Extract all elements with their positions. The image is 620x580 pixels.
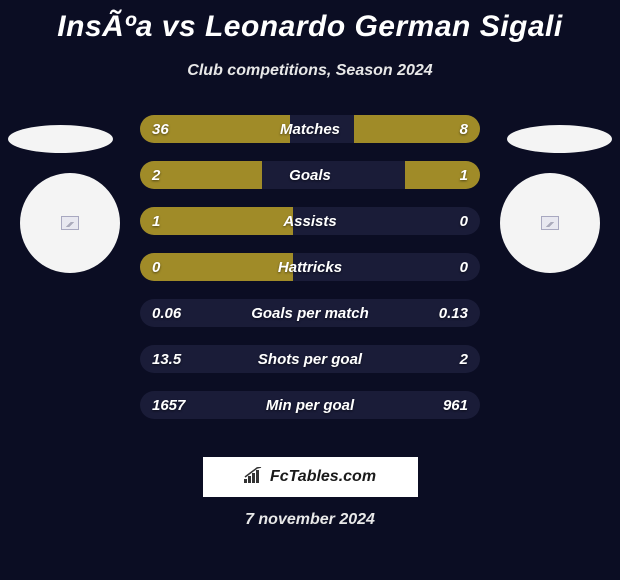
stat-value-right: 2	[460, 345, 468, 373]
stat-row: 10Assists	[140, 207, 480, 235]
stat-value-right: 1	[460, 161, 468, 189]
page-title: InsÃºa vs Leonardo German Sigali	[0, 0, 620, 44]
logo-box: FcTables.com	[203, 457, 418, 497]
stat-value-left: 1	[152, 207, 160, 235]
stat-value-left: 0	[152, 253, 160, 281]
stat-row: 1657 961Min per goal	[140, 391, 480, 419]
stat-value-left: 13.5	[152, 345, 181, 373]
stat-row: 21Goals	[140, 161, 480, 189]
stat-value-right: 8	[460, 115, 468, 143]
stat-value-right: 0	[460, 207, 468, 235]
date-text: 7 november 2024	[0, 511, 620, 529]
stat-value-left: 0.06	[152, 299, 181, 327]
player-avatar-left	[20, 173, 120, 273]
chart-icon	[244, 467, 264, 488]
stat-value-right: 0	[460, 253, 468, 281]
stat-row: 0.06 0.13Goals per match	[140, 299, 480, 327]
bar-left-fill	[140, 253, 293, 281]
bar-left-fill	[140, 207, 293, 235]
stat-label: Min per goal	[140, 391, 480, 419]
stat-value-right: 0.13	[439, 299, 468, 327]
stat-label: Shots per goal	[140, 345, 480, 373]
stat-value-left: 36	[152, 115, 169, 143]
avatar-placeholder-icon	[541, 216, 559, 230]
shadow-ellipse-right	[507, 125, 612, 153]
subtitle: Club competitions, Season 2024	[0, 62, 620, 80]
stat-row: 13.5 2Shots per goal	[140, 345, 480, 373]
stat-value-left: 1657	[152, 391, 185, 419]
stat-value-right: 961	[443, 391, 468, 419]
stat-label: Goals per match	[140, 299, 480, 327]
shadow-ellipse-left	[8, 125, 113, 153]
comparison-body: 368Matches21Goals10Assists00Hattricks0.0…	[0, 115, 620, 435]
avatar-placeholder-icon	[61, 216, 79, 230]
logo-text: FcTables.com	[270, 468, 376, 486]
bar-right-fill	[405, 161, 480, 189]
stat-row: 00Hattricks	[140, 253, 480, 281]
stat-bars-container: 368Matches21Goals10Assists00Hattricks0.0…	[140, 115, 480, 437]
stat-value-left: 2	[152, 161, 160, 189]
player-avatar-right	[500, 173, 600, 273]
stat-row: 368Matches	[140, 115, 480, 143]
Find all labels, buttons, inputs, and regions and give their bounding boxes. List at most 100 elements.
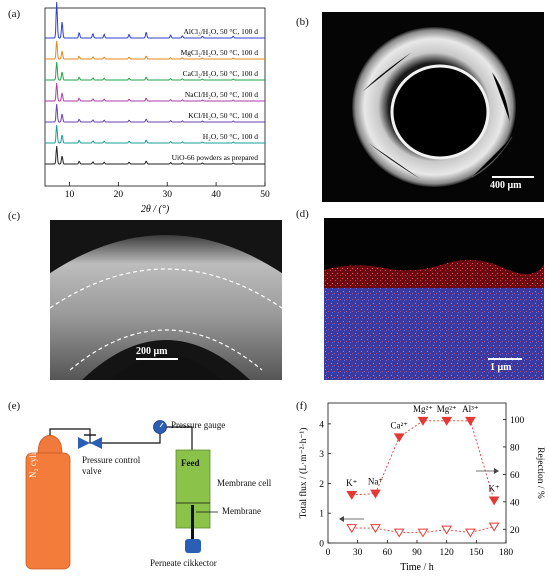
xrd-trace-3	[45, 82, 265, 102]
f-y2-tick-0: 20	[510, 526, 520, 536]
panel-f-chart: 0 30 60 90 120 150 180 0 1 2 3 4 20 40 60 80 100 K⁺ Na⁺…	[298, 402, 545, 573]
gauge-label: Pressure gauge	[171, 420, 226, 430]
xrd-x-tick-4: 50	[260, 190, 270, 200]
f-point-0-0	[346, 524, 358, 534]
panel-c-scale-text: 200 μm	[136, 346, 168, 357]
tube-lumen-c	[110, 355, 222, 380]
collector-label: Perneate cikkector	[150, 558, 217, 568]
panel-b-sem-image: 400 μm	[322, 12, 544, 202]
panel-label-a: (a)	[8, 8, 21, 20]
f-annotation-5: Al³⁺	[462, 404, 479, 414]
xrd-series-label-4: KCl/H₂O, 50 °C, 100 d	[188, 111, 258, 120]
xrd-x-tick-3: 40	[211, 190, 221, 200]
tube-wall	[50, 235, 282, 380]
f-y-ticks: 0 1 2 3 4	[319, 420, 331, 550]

* [Problem requirements]
Reproduce every line of the items above word for word, omitting the pictures.

* [Solution to the exercise]
Extract all elements with their positions. The image is 620x580 pixels.
stat-value-right: 2	[460, 345, 468, 373]
stat-row: 10Assists	[140, 207, 480, 235]
stat-value-right: 1	[460, 161, 468, 189]
page-title: InsÃºa vs Leonardo German Sigali	[0, 0, 620, 44]
logo-box: FcTables.com	[203, 457, 418, 497]
stat-value-left: 1	[152, 207, 160, 235]
stat-value-left: 0	[152, 253, 160, 281]
stat-row: 1657 961Min per goal	[140, 391, 480, 419]
stat-value-left: 13.5	[152, 345, 181, 373]
stat-row: 21Goals	[140, 161, 480, 189]
stat-value-right: 8	[460, 115, 468, 143]
stat-value-right: 0	[460, 207, 468, 235]
date-text: 7 november 2024	[0, 511, 620, 529]
stat-value-left: 0.06	[152, 299, 181, 327]
player-avatar-left	[20, 173, 120, 273]
chart-icon	[244, 467, 264, 488]
stat-value-right: 0	[460, 253, 468, 281]
stat-row: 0.06 0.13Goals per match	[140, 299, 480, 327]
bar-left-fill	[140, 253, 293, 281]
bar-left-fill	[140, 207, 293, 235]
stat-label: Min per goal	[140, 391, 480, 419]
stat-value-right: 0.13	[439, 299, 468, 327]
stat-label: Shots per goal	[140, 345, 480, 373]
stat-value-left: 36	[152, 115, 169, 143]
avatar-placeholder-icon	[541, 216, 559, 230]
shadow-ellipse-right	[507, 125, 612, 153]
subtitle: Club competitions, Season 2024	[0, 62, 620, 80]
stat-row: 13.5 2Shots per goal	[140, 345, 480, 373]
stat-value-left: 1657	[152, 391, 185, 419]
stat-value-right: 961	[443, 391, 468, 419]
stat-label: Goals per match	[140, 299, 480, 327]
shadow-ellipse-left	[8, 125, 113, 153]
comparison-body: 368Matches21Goals10Assists00Hattricks0.0…	[0, 115, 620, 435]
avatar-placeholder-icon	[61, 216, 79, 230]
logo-text: FcTables.com	[270, 468, 376, 486]
bar-right-fill	[405, 161, 480, 189]
stat-row: 00Hattricks	[140, 253, 480, 281]
stat-bars-container: 368Matches21Goals10Assists00Hattricks0.0…	[140, 115, 480, 437]
stat-value-left: 2	[152, 161, 160, 189]
player-avatar-right	[500, 173, 600, 273]
stat-row: 368Matches	[140, 115, 480, 143]
Find all labels, buttons, inputs, and regions and give their bounding boxes. List at most 100 elements.
xrd-trace-3	[45, 82, 265, 102]
f-y2-tick-0: 20	[510, 526, 520, 536]
panel-f-chart: 0 30 60 90 120 150 180 0 1 2 3 4 20 40 60 80 100 K⁺ Na⁺…	[298, 402, 545, 573]
gauge-label: Pressure gauge	[171, 420, 226, 430]
xrd-x-tick-4: 50	[260, 190, 270, 200]
f-point-0-0	[346, 524, 358, 534]
panel-c-scale-text: 200 μm	[136, 346, 168, 357]
tube-lumen-c	[110, 355, 222, 380]
collector-label: Perneate cikkector	[150, 558, 217, 568]
panel-b-sem-image: 400 μm	[322, 12, 544, 202]
panel-label-a: (a)	[8, 8, 21, 20]
f-annotation-5: Al³⁺	[462, 404, 479, 414]
xrd-series-label-4: KCl/H₂O, 50 °C, 100 d	[188, 111, 258, 120]
xrd-x-tick-3: 40	[211, 190, 221, 200]
tube-wall	[50, 235, 282, 380]
f-y-ticks: 0 1 2 3 4	[319, 420, 331, 550]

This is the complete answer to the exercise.